Every entry below must appear again, exactly as written.

# START OF PROVIDED DATA

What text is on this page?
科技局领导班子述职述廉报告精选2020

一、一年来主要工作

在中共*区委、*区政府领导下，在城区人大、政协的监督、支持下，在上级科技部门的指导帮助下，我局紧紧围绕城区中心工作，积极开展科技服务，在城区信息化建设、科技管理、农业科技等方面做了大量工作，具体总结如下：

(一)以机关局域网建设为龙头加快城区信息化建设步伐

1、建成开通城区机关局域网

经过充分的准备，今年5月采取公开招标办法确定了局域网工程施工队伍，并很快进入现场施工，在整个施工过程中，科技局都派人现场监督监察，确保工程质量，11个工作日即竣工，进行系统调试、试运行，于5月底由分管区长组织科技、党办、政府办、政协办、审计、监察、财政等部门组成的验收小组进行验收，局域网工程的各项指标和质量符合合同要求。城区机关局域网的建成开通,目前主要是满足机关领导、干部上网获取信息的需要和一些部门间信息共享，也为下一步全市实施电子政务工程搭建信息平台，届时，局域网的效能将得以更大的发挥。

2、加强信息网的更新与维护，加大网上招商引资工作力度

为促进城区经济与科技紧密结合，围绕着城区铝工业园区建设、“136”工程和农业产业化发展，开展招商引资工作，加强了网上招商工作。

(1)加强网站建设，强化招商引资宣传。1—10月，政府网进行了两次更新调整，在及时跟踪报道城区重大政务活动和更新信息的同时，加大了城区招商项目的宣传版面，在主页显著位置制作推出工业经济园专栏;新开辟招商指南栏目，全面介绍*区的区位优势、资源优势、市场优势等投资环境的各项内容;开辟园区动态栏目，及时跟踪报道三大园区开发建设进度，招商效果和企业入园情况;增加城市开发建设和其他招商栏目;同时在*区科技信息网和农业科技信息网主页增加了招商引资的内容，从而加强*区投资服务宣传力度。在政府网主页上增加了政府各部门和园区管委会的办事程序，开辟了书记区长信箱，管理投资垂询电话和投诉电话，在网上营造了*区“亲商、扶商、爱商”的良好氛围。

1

# END OF PROVIDED DATA

- _EXERCISE ANSWER_:
What text is on this page?
科技局领导班子述职述廉报告精选2020

一、一年来主要工作

在中共*区委、*区政府领导下，在城区人大、政协的监督、支持下，在上级科技部门的指导帮助下，我局紧紧围绕城区中心工作，积极开展科技服务，在城区信息化建设、科技管理、农业科技等方面做了大量工作，具体总结如下：

(一)以机关局域网建设为龙头加快城区信息化建设步伐

1、建成开通城区机关局域网

经过充分的准备，今年5月采取公开招标办法确定了局域网工程施工队伍，并很快进入现场施工，在整个施工过程中，科技局都派人现场监督监察，确保工程质量，11个工作日即竣工，进行系统调试、试运行，于5月底由分管区长组织科技、党办、政府办、政协办、审计、监察、财政等部门组成的验收小组进行验收，局域网工程的各项指标和质量符合合同要求。城区机关局域网的建成开通,目前主要是满足机关领导、干部上网获取信息的需要和一些部门间信息共享，也为下一步全市实施电子政务工程搭建信息平台，届时，局域网的效能将得以更大的发挥。

2、加强信息网的更新与维护，加大网上招商引资工作力度

为促进城区经济与科技紧密结合，围绕着城区铝工业园区建设、“136”工程和农业产业化发展，开展招商引资工作，加强了网上招商工作。

(1)加强网站建设，强化招商引资宣传。1—10月，政府网进行了两次更新调整，在及时跟踪报道城区重大政务活动和更新信息的同时，加大了城区招商项目的宣传版面，在主页显著位置制作推出工业经济园专栏;新开辟招商指南栏目，全面介绍*区的区位优势、资源优势、市场优势等投资环境的各项内容;开辟园区动态栏目，及时跟踪报道三大园区开发建设进度，招商效果和企业入园情况;增加城市开发建设和其他招商栏目;同时在*区科技信息网和农业科技信息网主页增加了招商引资的内容，从而加强*区投资服务宣传力度。在政府网主页上增加了政府各部门和园区管委会的办事程序，开辟了书记区长信箱，管理投资垂询电话和投诉电话，在网上营造了*区“亲商、扶商、爱商”的良好氛围。

1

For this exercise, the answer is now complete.